** begin **
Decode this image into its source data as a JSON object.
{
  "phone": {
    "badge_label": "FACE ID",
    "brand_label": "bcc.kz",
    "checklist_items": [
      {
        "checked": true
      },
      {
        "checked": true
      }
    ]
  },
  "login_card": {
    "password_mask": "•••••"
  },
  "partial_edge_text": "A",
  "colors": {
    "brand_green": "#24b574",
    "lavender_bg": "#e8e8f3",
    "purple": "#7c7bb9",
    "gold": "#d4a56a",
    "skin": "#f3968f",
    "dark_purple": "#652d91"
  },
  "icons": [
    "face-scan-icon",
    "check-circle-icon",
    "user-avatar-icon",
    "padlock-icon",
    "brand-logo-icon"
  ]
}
** end **
** begin **
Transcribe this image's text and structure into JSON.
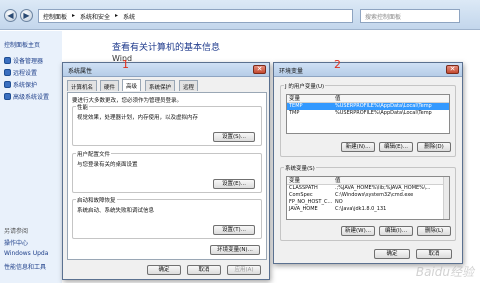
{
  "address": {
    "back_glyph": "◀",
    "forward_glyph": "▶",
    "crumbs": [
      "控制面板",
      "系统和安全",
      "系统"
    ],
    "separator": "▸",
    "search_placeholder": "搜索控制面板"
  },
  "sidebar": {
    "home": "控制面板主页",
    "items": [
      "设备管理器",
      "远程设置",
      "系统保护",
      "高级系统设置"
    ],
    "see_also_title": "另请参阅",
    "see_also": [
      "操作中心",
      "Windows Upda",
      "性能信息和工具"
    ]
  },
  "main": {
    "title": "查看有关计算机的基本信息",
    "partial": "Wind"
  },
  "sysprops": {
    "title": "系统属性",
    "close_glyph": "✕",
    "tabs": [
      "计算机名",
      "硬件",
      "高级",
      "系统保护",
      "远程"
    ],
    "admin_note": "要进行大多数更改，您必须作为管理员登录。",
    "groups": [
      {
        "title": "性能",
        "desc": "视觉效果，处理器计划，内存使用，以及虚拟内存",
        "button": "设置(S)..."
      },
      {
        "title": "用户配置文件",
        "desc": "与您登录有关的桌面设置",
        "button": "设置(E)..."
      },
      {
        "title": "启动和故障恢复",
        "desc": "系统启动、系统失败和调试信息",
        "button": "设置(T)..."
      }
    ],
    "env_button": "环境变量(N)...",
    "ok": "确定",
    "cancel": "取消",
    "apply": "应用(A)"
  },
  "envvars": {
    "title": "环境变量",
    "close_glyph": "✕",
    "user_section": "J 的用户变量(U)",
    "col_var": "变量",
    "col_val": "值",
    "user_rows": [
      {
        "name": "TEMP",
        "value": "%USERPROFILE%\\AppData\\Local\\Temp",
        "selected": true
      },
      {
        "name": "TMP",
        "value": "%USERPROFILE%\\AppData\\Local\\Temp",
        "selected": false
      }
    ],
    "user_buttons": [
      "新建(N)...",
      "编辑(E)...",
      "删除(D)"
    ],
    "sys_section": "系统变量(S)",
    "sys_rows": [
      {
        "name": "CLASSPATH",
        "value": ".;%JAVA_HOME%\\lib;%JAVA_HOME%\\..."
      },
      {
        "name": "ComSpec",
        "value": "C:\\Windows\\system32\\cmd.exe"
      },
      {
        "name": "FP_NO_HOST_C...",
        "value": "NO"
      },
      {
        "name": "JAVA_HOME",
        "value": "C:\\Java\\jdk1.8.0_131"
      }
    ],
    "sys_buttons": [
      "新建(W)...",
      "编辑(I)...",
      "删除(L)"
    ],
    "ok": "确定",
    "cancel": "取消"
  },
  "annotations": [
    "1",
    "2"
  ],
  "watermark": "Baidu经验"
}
** end **
** begin **
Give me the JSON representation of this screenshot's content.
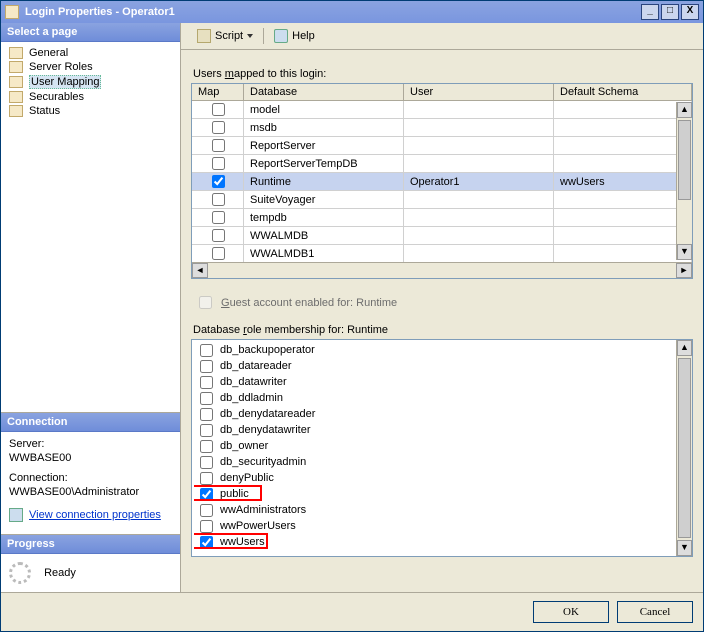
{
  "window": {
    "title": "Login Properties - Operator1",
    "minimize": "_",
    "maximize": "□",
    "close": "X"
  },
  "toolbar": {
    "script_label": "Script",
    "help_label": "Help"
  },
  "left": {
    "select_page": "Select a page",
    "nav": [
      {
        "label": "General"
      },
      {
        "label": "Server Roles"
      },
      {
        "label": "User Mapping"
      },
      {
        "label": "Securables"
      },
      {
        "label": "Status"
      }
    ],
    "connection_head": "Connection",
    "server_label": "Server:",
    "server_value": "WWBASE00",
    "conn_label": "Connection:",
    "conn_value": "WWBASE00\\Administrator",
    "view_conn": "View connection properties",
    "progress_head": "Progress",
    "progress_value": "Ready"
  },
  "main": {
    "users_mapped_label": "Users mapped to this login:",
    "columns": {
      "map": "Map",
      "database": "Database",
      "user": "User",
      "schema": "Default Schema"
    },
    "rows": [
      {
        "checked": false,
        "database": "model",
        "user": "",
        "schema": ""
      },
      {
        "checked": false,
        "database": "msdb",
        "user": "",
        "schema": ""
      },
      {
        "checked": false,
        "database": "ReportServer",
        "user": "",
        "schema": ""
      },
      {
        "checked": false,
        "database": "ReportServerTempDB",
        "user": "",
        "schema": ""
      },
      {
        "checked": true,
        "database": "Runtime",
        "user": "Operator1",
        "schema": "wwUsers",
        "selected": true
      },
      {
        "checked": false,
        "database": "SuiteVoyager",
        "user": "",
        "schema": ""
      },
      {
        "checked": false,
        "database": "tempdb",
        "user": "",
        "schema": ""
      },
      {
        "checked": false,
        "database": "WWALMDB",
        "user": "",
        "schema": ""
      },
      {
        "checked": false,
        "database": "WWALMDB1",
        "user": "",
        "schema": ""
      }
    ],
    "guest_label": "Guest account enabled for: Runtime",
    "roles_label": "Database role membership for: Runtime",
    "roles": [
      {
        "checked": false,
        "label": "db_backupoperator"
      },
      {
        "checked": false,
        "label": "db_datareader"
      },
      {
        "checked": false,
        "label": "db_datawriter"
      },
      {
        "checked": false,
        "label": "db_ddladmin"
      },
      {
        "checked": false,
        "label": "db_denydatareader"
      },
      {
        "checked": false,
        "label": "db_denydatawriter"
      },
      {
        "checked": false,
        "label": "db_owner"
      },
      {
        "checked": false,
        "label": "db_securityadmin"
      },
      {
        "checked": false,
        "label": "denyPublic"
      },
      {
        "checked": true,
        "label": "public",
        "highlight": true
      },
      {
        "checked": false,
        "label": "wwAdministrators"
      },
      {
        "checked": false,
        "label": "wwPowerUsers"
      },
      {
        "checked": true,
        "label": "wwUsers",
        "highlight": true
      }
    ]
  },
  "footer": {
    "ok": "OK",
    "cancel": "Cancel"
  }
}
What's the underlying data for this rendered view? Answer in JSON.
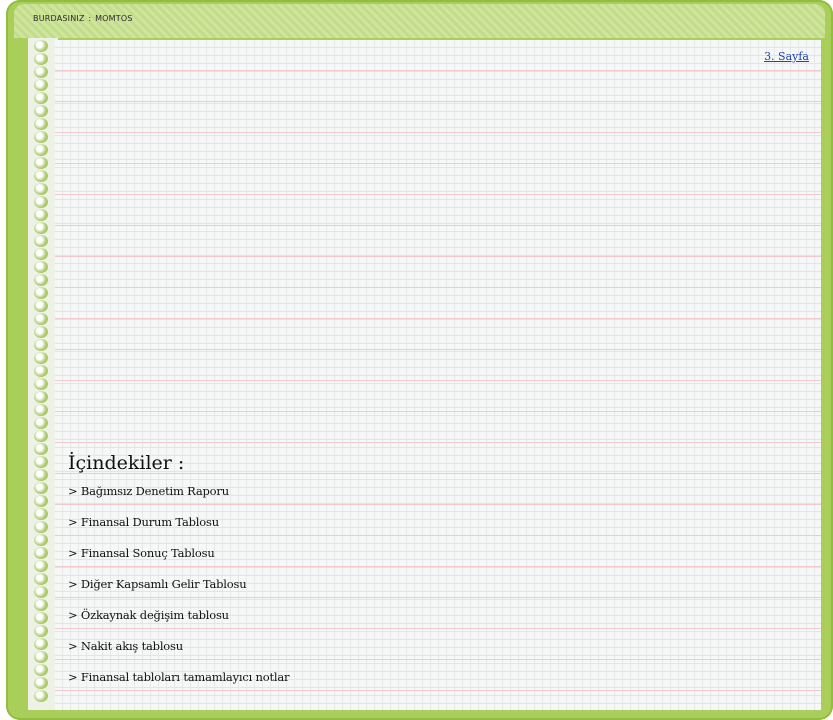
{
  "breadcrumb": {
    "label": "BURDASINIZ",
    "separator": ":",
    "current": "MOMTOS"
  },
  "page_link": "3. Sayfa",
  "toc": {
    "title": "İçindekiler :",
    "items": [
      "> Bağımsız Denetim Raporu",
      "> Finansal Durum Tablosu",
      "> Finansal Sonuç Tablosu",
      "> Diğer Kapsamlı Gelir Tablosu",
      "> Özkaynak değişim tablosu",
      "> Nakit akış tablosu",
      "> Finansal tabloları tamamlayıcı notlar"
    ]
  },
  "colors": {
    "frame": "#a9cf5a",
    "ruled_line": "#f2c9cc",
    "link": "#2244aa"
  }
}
** end **
What the exercise asks: From the data above, show each line that contains "Runtime".

Written solution:
        "database": "Runtime",
    "guest_label": "Guest account enabled for: Runtime",
    "roles_label": "Database role membership for: Runtime",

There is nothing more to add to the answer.